■ What you have to do ■
Repeat every record below exactly, omitting any pictures.

■ Records from a collection ■
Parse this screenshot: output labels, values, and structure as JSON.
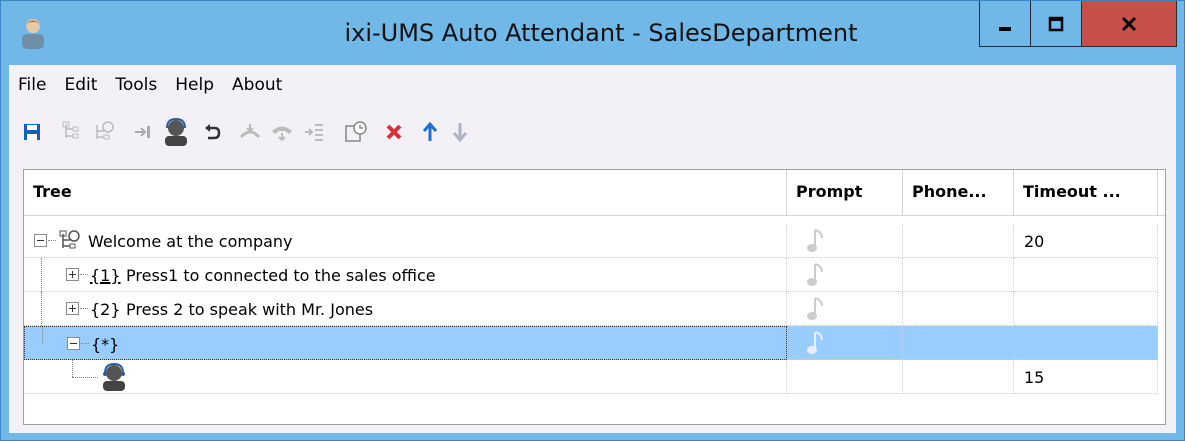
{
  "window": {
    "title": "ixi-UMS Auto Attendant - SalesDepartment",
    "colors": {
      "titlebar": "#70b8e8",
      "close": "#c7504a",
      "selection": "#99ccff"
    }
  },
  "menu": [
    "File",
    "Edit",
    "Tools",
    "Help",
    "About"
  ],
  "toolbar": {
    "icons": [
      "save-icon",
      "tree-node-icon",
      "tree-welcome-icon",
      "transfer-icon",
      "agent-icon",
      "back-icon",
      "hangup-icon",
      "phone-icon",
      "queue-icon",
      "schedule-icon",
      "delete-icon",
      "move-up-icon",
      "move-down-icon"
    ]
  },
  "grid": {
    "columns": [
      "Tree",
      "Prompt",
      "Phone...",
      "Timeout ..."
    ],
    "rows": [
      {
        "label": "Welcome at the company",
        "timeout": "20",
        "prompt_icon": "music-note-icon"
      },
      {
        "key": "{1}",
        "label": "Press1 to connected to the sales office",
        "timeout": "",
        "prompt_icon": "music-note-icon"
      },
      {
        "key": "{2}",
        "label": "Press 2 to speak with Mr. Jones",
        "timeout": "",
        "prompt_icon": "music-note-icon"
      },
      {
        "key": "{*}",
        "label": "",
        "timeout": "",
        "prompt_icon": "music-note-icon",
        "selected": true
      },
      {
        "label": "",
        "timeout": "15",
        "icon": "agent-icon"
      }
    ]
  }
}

■ The output ■
Parse this screenshot: output labels, values, and structure as JSON.
{
  "window": {
    "title": "ixi-UMS Auto Attendant - SalesDepartment",
    "colors": {
      "titlebar": "#70b8e8",
      "close": "#c7504a",
      "selection": "#99ccff"
    }
  },
  "menu": [
    "File",
    "Edit",
    "Tools",
    "Help",
    "About"
  ],
  "toolbar": {
    "icons": [
      "save-icon",
      "tree-node-icon",
      "tree-welcome-icon",
      "transfer-icon",
      "agent-icon",
      "back-icon",
      "hangup-icon",
      "phone-icon",
      "queue-icon",
      "schedule-icon",
      "delete-icon",
      "move-up-icon",
      "move-down-icon"
    ]
  },
  "grid": {
    "columns": [
      "Tree",
      "Prompt",
      "Phone...",
      "Timeout ..."
    ],
    "rows": [
      {
        "label": "Welcome at the company",
        "timeout": "20",
        "prompt_icon": "music-note-icon"
      },
      {
        "key": "{1}",
        "label": "Press1 to connected to the sales office",
        "timeout": "",
        "prompt_icon": "music-note-icon"
      },
      {
        "key": "{2}",
        "label": "Press 2 to speak with Mr. Jones",
        "timeout": "",
        "prompt_icon": "music-note-icon"
      },
      {
        "key": "{*}",
        "label": "",
        "timeout": "",
        "prompt_icon": "music-note-icon",
        "selected": true
      },
      {
        "label": "",
        "timeout": "15",
        "icon": "agent-icon"
      }
    ]
  }
}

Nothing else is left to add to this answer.